* [Directions for this task]:
Pull every line with the word "name" out of the entries below.

* [Chart and figure data]:
········

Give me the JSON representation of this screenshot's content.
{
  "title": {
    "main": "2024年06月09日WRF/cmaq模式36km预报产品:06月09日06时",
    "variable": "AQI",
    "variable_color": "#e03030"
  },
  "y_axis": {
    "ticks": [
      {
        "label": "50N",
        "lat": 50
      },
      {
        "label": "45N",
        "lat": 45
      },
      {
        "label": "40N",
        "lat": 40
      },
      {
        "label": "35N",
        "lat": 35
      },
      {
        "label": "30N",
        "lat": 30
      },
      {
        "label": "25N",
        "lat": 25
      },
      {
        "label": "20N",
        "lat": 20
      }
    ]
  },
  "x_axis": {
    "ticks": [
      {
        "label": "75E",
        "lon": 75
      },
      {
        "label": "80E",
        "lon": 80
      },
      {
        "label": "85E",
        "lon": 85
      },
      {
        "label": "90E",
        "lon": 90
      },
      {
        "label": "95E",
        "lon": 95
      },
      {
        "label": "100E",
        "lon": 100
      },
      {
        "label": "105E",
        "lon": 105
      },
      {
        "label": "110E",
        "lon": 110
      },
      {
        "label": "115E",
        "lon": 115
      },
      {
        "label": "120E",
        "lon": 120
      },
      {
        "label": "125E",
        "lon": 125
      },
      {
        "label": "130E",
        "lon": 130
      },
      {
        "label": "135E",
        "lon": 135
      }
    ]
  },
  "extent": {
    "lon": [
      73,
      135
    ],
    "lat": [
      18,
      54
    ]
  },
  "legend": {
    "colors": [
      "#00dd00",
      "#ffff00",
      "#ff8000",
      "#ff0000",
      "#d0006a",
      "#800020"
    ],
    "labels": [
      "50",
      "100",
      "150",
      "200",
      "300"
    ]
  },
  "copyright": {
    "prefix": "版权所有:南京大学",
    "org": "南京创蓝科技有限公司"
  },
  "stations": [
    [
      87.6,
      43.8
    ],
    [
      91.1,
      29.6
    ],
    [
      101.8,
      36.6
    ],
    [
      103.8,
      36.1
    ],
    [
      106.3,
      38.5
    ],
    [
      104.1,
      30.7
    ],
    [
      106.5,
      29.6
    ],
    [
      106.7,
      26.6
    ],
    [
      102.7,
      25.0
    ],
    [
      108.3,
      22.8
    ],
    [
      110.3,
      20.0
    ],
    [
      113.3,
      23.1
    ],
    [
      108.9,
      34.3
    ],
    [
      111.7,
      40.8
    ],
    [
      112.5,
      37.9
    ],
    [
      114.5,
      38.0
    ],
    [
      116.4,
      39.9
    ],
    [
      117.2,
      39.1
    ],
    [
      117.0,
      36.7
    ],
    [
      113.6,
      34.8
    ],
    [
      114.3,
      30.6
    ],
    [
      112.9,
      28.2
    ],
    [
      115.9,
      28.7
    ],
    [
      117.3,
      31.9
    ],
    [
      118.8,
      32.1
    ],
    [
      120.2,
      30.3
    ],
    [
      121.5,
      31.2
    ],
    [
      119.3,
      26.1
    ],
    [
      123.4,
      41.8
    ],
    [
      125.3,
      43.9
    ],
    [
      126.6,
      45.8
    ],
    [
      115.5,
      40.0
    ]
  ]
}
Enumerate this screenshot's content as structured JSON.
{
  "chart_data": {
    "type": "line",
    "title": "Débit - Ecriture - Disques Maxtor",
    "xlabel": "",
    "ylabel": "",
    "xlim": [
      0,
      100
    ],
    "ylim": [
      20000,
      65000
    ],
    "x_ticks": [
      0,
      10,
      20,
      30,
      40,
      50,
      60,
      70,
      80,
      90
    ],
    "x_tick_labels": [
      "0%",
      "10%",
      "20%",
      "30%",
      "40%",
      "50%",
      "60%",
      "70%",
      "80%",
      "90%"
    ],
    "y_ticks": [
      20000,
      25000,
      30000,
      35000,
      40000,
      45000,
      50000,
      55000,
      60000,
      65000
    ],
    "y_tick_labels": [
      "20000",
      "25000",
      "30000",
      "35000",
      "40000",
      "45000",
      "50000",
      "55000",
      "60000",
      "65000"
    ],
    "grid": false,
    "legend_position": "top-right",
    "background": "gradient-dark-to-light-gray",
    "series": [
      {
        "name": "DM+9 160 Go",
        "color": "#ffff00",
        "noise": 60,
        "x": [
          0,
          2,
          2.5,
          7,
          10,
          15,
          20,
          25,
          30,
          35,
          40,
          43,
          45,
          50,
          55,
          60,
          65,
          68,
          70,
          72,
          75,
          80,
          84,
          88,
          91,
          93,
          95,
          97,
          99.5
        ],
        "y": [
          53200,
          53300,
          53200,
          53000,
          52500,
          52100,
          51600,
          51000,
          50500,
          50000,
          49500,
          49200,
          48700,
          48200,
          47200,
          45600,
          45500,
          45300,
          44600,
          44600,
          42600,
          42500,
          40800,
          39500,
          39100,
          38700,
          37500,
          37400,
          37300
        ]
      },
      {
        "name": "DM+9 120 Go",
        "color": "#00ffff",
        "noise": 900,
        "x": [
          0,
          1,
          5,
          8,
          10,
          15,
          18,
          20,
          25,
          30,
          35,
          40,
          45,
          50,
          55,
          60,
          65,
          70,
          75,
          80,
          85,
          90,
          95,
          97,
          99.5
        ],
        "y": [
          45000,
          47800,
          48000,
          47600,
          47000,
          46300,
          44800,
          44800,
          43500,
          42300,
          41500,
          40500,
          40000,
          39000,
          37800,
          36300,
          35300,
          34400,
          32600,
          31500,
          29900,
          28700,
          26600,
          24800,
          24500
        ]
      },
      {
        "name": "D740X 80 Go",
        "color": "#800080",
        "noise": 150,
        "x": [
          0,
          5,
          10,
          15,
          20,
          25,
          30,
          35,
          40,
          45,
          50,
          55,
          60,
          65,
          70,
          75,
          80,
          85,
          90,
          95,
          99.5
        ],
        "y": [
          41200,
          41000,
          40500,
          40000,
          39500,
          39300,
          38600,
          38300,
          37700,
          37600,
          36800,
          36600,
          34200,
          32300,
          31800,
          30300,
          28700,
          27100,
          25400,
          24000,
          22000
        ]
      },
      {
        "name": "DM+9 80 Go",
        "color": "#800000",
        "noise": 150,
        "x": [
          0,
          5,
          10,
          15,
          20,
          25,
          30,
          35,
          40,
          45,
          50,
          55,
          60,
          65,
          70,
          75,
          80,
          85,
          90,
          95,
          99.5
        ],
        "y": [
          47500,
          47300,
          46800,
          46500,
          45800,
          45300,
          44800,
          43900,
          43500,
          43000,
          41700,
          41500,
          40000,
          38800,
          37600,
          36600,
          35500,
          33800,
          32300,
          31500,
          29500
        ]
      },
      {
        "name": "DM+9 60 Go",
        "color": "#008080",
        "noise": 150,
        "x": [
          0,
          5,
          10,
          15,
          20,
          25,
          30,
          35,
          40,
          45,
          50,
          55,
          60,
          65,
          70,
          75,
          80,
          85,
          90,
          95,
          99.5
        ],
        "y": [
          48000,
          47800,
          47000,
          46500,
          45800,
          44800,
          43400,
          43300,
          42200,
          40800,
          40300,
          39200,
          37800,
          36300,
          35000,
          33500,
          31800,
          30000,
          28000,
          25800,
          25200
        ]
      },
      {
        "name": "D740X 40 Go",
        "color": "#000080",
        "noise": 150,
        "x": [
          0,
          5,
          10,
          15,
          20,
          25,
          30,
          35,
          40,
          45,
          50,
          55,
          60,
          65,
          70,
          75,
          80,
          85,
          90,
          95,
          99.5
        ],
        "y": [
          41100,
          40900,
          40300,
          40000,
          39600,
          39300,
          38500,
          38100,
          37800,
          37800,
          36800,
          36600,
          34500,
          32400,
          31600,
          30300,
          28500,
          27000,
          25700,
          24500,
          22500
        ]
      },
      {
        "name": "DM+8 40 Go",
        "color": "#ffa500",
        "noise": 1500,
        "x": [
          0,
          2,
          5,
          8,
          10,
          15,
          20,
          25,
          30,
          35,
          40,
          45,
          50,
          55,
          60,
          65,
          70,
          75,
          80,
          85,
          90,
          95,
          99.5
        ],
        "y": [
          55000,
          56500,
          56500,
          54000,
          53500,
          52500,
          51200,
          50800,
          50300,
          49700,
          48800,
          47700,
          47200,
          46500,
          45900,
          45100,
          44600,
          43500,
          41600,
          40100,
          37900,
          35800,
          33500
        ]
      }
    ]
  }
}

········

* [Exercise result]:
        "name": "DM+9 160 Go",
        "name": "DM+9 120 Go",
        "name": "D740X 80 Go",
        "name": "DM+9 80 Go",
        "name": "DM+9 60 Go",
        "name": "D740X 40 Go",
        "name": "DM+8 40 Go",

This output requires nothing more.